EXTRAIT DU DOCUMENT>
========================================

Dans un texte, que cosigneraient facilement Mmes Boutin, de la Rochère ou Bourges, inspiré par Mme Agacinski qui fait concurrence à Jeanne-Emmanuelle Hutin dans les colonnes de Ouest-France, MM Delors et Jospin, Mmes Roudy et Notat, entre autres, lancent un appel au Président de la République, contre un arrêt de la Cour Européenne des Droits de l’Homme (CEDH) qui oblige la France à respecter l’article 18 de son propre code civil : Est français l'enfant dont l'un des parents au moins est français.
Avec une grande honnêteté intellectuelle, il est question « d’acheter un bébé à l’étranger » dans « un marché des bébés » que l’on se fait « livrer » par des « mères porteuses » dont les « droits sont bafoués ». Il faut donc, disent-il s’opposer par le droit aux « contrats de mères porteuses. Sauf que le droit auquel ils s’opposent c’est bien celui de l’enfant à être inscrit sur l’état civil, comme étant bien le fils de son père (voire de sa mère).
Car si l’on revient au texte de l’arrêt de la CEDH, les faits n’ont qu’un rapport lointain avec le brûlot de nos vertueux signataires.

========================================

(Annotations de boîtes englobantes)
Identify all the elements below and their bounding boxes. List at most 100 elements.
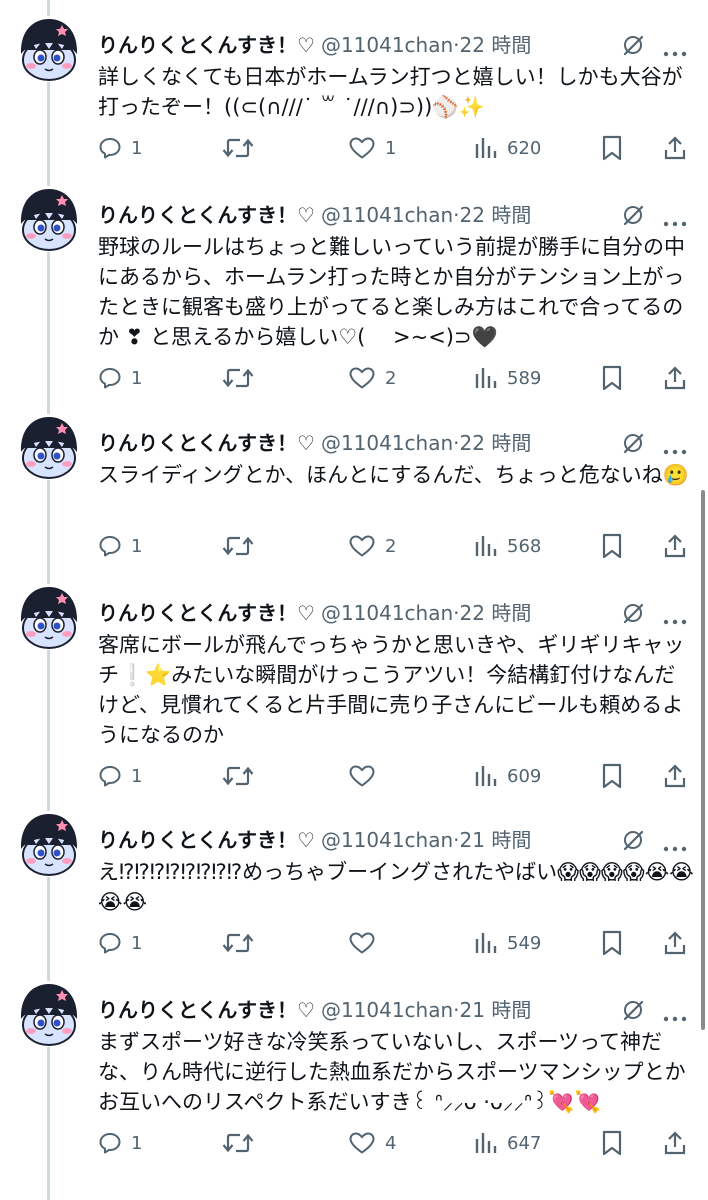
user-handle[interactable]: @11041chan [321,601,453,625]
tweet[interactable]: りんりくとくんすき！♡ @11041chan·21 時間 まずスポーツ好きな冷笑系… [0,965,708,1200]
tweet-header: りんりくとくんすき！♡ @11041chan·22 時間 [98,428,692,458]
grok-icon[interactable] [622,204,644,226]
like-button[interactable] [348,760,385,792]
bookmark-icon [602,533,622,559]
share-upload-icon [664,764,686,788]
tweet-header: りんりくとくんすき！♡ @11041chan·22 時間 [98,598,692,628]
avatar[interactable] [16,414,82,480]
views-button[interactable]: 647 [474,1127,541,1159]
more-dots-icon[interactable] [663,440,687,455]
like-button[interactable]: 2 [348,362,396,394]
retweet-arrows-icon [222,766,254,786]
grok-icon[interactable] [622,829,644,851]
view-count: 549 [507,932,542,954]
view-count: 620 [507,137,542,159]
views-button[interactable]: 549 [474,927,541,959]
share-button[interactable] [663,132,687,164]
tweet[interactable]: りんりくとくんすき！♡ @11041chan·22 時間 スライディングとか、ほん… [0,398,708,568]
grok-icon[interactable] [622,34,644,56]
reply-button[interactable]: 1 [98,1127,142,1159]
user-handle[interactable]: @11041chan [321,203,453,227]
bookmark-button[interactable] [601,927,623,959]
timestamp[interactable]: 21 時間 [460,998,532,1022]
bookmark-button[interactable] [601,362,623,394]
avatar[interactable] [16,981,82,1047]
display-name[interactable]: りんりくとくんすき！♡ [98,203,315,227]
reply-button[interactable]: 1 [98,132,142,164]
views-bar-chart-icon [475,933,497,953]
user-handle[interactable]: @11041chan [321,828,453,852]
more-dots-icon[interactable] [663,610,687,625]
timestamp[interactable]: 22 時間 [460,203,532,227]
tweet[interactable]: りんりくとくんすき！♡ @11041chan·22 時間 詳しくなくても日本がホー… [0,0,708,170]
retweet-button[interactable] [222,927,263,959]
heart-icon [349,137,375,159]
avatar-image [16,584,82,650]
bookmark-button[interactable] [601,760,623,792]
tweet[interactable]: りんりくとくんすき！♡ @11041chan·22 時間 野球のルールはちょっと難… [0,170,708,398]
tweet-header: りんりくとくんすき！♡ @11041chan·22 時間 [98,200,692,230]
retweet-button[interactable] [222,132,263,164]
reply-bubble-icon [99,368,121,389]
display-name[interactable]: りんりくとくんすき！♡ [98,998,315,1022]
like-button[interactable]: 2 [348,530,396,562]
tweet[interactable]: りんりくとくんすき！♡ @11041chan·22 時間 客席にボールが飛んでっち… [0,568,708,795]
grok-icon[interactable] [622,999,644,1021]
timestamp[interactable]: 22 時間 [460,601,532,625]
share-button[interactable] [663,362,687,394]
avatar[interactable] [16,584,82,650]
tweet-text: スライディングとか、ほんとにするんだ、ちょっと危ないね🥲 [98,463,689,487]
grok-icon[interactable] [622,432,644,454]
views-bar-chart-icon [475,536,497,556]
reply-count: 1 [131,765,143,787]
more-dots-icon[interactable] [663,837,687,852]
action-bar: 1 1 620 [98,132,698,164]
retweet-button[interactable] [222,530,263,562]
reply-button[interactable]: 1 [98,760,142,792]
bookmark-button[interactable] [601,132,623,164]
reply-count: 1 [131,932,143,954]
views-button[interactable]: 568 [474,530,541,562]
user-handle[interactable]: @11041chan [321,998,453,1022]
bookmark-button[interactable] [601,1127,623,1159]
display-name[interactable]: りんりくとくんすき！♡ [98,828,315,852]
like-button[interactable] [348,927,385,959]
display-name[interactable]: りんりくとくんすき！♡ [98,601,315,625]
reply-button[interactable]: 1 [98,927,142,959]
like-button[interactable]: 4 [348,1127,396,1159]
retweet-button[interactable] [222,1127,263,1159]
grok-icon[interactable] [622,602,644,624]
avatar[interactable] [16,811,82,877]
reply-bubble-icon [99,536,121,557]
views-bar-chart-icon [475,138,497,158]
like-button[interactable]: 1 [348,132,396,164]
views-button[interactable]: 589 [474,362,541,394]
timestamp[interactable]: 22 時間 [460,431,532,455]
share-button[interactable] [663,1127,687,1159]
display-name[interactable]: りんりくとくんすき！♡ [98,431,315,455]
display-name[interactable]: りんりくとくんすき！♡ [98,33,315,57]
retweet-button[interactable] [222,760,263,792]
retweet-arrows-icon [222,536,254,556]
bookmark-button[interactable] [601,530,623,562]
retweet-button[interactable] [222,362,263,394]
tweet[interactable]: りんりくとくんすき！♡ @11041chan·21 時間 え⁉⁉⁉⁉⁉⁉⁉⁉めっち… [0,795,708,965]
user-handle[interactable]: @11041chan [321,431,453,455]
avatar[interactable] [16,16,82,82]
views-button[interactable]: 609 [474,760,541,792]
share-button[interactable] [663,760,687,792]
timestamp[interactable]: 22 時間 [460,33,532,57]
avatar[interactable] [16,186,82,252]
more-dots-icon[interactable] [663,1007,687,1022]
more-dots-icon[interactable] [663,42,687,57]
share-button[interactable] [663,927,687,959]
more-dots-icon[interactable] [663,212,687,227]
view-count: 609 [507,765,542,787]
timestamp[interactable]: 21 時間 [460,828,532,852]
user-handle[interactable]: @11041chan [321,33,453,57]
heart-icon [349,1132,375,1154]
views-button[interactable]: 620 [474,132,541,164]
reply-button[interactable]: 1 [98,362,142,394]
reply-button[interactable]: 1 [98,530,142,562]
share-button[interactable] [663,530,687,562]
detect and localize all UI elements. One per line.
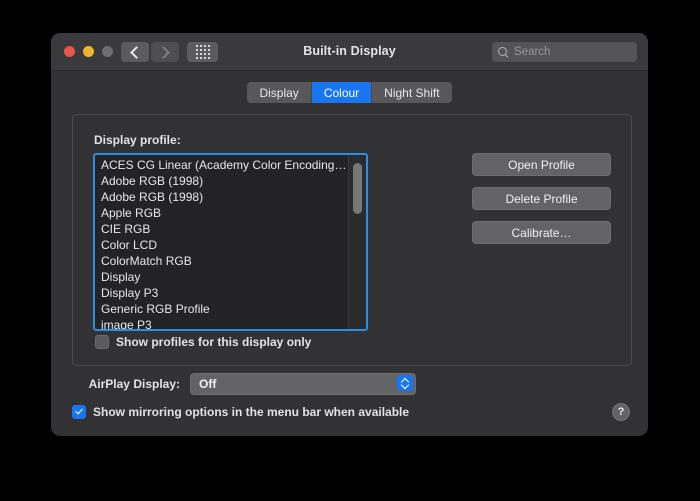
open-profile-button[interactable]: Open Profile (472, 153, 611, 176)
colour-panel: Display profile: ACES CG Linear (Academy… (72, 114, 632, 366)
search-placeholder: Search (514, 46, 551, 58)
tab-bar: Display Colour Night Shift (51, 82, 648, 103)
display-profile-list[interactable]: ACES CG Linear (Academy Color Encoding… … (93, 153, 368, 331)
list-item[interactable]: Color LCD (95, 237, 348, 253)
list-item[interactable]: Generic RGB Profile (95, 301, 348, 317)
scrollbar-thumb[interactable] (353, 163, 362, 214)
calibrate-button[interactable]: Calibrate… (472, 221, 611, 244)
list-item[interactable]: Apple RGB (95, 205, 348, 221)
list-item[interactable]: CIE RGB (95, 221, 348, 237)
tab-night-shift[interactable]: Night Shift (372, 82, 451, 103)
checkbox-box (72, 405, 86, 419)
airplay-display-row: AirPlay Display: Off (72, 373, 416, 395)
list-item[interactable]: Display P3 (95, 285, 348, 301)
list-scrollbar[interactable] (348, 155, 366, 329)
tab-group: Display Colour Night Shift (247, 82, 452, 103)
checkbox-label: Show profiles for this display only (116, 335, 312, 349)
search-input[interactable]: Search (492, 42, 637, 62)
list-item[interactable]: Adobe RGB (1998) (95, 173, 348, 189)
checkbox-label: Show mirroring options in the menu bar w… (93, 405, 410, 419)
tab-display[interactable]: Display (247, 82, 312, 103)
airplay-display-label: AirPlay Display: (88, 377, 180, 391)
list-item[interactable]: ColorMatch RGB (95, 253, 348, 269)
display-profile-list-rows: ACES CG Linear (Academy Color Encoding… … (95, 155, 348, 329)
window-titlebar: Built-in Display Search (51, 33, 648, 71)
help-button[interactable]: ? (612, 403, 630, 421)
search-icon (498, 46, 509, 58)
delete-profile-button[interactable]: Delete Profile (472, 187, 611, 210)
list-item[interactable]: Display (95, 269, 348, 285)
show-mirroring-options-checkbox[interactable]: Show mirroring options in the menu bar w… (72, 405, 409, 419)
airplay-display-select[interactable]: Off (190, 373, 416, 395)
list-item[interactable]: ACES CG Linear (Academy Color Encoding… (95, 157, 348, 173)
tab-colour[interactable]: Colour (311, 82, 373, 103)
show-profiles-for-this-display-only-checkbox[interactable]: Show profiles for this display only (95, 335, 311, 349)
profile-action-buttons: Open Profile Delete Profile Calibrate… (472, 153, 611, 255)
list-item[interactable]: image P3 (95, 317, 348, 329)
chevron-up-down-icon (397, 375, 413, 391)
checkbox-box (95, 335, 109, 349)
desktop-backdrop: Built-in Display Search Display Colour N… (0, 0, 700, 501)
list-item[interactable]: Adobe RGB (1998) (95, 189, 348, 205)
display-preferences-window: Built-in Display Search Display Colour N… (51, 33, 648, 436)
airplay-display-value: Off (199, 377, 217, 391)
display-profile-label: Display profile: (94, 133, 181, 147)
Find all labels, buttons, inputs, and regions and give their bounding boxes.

========================================

LISTE DES TÂCHES>
- a) Recopiez à l'identique la partie des entrées qui commence par la ligne contenant « user-handle[interactable]: @11041chan [321,601,453,625] » et se termine par celle contenant « more-dots-icon[interactable] [663,440,687,455] », ces deux lignes comprises.
- b) Prolongez la tribune sur l'arrêt de la CEDH et les mères porteuses au-delà de sa dernière phrase.

RÉPONSES ATTENDUES>
- a)
user-handle[interactable]: @11041chan [321,601,453,625]
tweet[interactable]: りんりくとくんすき！♡ @11041chan·21 時間 まずスポーツ好きな冷笑系… [0,965,708,1200]
tweet-header: りんりくとくんすき！♡ @11041chan·22 時間 [98,428,692,458]
grok-icon[interactable] [622,204,644,226]
like-button[interactable] [348,760,385,792]
bookmark-icon [602,533,622,559]
share-upload-icon [664,764,686,788]
tweet-header: りんりくとくんすき！♡ @11041chan·22 時間 [98,598,692,628]
avatar[interactable] [16,414,82,480]
views-button[interactable]: 647 [474,1127,541,1159]
more-dots-icon[interactable] [663,440,687,455]

- b)
En résumé, un couple, après des tentatives de fécondation in vitro avec leurs propres gamètes, l’infertilité de la mère ayant été constaté, décide donc d’une fécondation in vitro d’un ovule issu d’un don et l’implantation des embryons fécondés dans l’utérus d’une autre femme. Tout cela en Californie. La "mère-porteuse" n’était pas rémunérée mais seulement défrayée. Mariée à un cadre et cadre elle-même, elle disposait de ressources bien supérieures au couple français, et elle agissait par solidarité.
Manque de pot, il se trouve qu’un employé du consulat français de Los Angeles, arbitrairement – mais c’est une habitude fréquente dans nos consulats, et nos amis Marocains humiliés dans leur demande de visa pourraient en témoigner, que de faire preuve d’arbitraire – refuse d’inscrire les jumelles à l’état-civil. Résultat, les deux petites qui n’ont même pas mis les pieds aux Etats-Unis – elles ne savaient pas encore marcher quand elles ont pris l’avion pour la France – sont états-uniennes, bien que leur père, c’est sûr, soit Français.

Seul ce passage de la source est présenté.